(Some records)
+===+

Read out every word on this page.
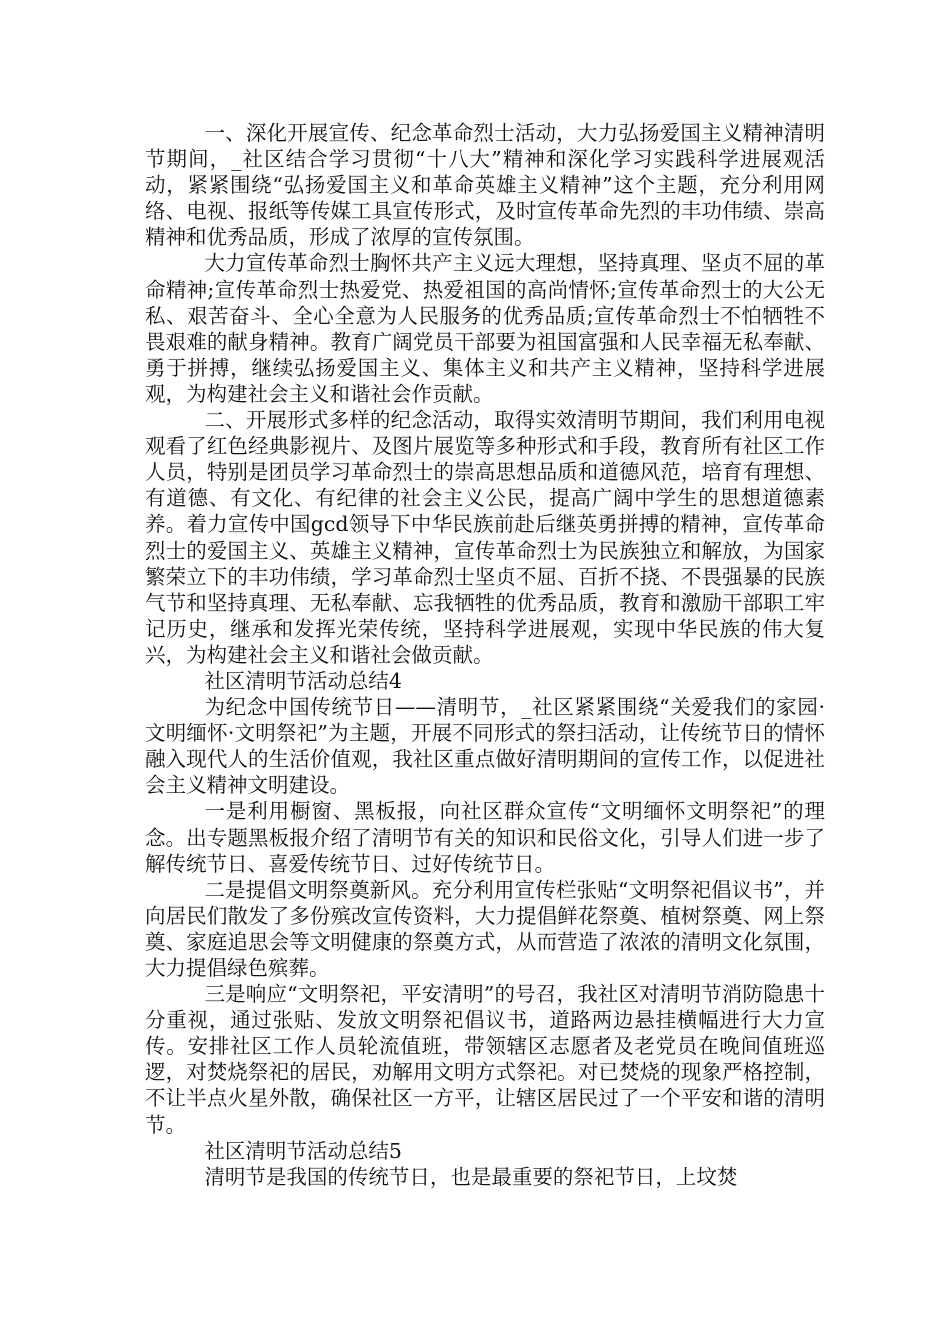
一、深化开展宣传、纪念革命烈士活动，大力弘扬爱国主义精神清明节期间，_社区结合学习贯彻“十八大”精神和深化学习实践科学进展观活动，紧紧围绕“弘扬爱国主义和革命英雄主义精神”这个主题，充分利用网络、电视、报纸等传媒工具宣传形式，及时宣传革命先烈的丰功伟绩、崇高精神和优秀品质，形成了浓厚的宣传氛围。

大力宣传革命烈士胸怀共产主义远大理想，坚持真理、坚贞不屈的革命精神;宣传革命烈士热爱党、热爱祖国的高尚情怀;宣传革命烈士的大公无私、艰苦奋斗、全心全意为人民服务的优秀品质;宣传革命烈士不怕牺牲不畏艰难的献身精神。教育广阔党员干部要为祖国富强和人民幸福无私奉献、勇于拼搏，继续弘扬爱国主义、集体主义和共产主义精神，坚持科学进展观，为构建社会主义和谐社会作贡献。

二、开展形式多样的纪念活动，取得实效清明节期间，我们利用电视观看了红色经典影视片、及图片展览等多种形式和手段，教育所有社区工作人员，特别是团员学习革命烈士的崇高思想品质和道德风范，培育有理想、有道德、有文化、有纪律的社会主义公民，提高广阔中学生的思想道德素养。着力宣传中国gcd领导下中华民族前赴后继英勇拼搏的精神，宣传革命烈士的爱国主义、英雄主义精神，宣传革命烈士为民族独立和解放，为国家繁荣立下的丰功伟绩，学习革命烈士坚贞不屈、百折不挠、不畏强暴的民族气节和坚持真理、无私奉献、忘我牺牲的优秀品质，教育和激励干部职工牢记历史，继承和发挥光荣传统，坚持科学进展观，实现中华民族的伟大复兴，为构建社会主义和谐社会做贡献。

社区清明节活动总结4

为纪念中国传统节日——清明节，_社区紧紧围绕“关爱我们的家园·文明缅怀·文明祭祀”为主题，开展不同形式的祭扫活动，让传统节日的情怀融入现代人的生活价值观，我社区重点做好清明期间的宣传工作，以促进社会主义精神文明建设。

一是利用橱窗、黑板报，向社区群众宣传“文明缅怀文明祭祀”的理念。出专题黑板报介绍了清明节有关的知识和民俗文化，引导人们进一步了解传统节日、喜爱传统节日、过好传统节日。

二是提倡文明祭奠新风。充分利用宣传栏张贴“文明祭祀倡议书”，并向居民们散发了多份殡改宣传资料，大力提倡鲜花祭奠、植树祭奠、网上祭奠、家庭追思会等文明健康的祭奠方式，从而营造了浓浓的清明文化氛围，大力提倡绿色殡葬。

三是响应“文明祭祀，平安清明”的号召，我社区对清明节消防隐患十分重视，通过张贴、发放文明祭祀倡议书，道路两边悬挂横幅进行大力宣传。安排社区工作人员轮流值班，带领辖区志愿者及老党员在晚间值班巡逻，对焚烧祭祀的居民，劝解用文明方式祭祀。对已焚烧的现象严格控制，不让半点火星外散，确保社区一方平，让辖区居民过了一个平安和谐的清明节。

社区清明节活动总结5

清明节是我国的传统节日，也是最重要的祭祀节日，上坟焚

+===+

# EXERCISE OBJECTIVE:
Copy the listing word for word, excluding its pictures.

# RESPONSE BELOW:
Read out every word on this page.
一、深化开展宣传、纪念革命烈士活动，大力弘扬爱国主义精神清明节期间，_社区结合学习贯彻“十八大”精神和深化学习实践科学进展观活动，紧紧围绕“弘扬爱国主义和革命英雄主义精神”这个主题，充分利用网络、电视、报纸等传媒工具宣传形式，及时宣传革命先烈的丰功伟绩、崇高精神和优秀品质，形成了浓厚的宣传氛围。

大力宣传革命烈士胸怀共产主义远大理想，坚持真理、坚贞不屈的革命精神;宣传革命烈士热爱党、热爱祖国的高尚情怀;宣传革命烈士的大公无私、艰苦奋斗、全心全意为人民服务的优秀品质;宣传革命烈士不怕牺牲不畏艰难的献身精神。教育广阔党员干部要为祖国富强和人民幸福无私奉献、勇于拼搏，继续弘扬爱国主义、集体主义和共产主义精神，坚持科学进展观，为构建社会主义和谐社会作贡献。

二、开展形式多样的纪念活动，取得实效清明节期间，我们利用电视观看了红色经典影视片、及图片展览等多种形式和手段，教育所有社区工作人员，特别是团员学习革命烈士的崇高思想品质和道德风范，培育有理想、有道德、有文化、有纪律的社会主义公民，提高广阔中学生的思想道德素养。着力宣传中国gcd领导下中华民族前赴后继英勇拼搏的精神，宣传革命烈士的爱国主义、英雄主义精神，宣传革命烈士为民族独立和解放，为国家繁荣立下的丰功伟绩，学习革命烈士坚贞不屈、百折不挠、不畏强暴的民族气节和坚持真理、无私奉献、忘我牺牲的优秀品质，教育和激励干部职工牢记历史，继承和发挥光荣传统，坚持科学进展观，实现中华民族的伟大复兴，为构建社会主义和谐社会做贡献。

社区清明节活动总结4

为纪念中国传统节日——清明节，_社区紧紧围绕“关爱我们的家园·文明缅怀·文明祭祀”为主题，开展不同形式的祭扫活动，让传统节日的情怀融入现代人的生活价值观，我社区重点做好清明期间的宣传工作，以促进社会主义精神文明建设。

一是利用橱窗、黑板报，向社区群众宣传“文明缅怀文明祭祀”的理念。出专题黑板报介绍了清明节有关的知识和民俗文化，引导人们进一步了解传统节日、喜爱传统节日、过好传统节日。

二是提倡文明祭奠新风。充分利用宣传栏张贴“文明祭祀倡议书”，并向居民们散发了多份殡改宣传资料，大力提倡鲜花祭奠、植树祭奠、网上祭奠、家庭追思会等文明健康的祭奠方式，从而营造了浓浓的清明文化氛围，大力提倡绿色殡葬。

三是响应“文明祭祀，平安清明”的号召，我社区对清明节消防隐患十分重视，通过张贴、发放文明祭祀倡议书，道路两边悬挂横幅进行大力宣传。安排社区工作人员轮流值班，带领辖区志愿者及老党员在晚间值班巡逻，对焚烧祭祀的居民，劝解用文明方式祭祀。对已焚烧的现象严格控制，不让半点火星外散，确保社区一方平，让辖区居民过了一个平安和谐的清明节。

社区清明节活动总结5

清明节是我国的传统节日，也是最重要的祭祀节日，上坟焚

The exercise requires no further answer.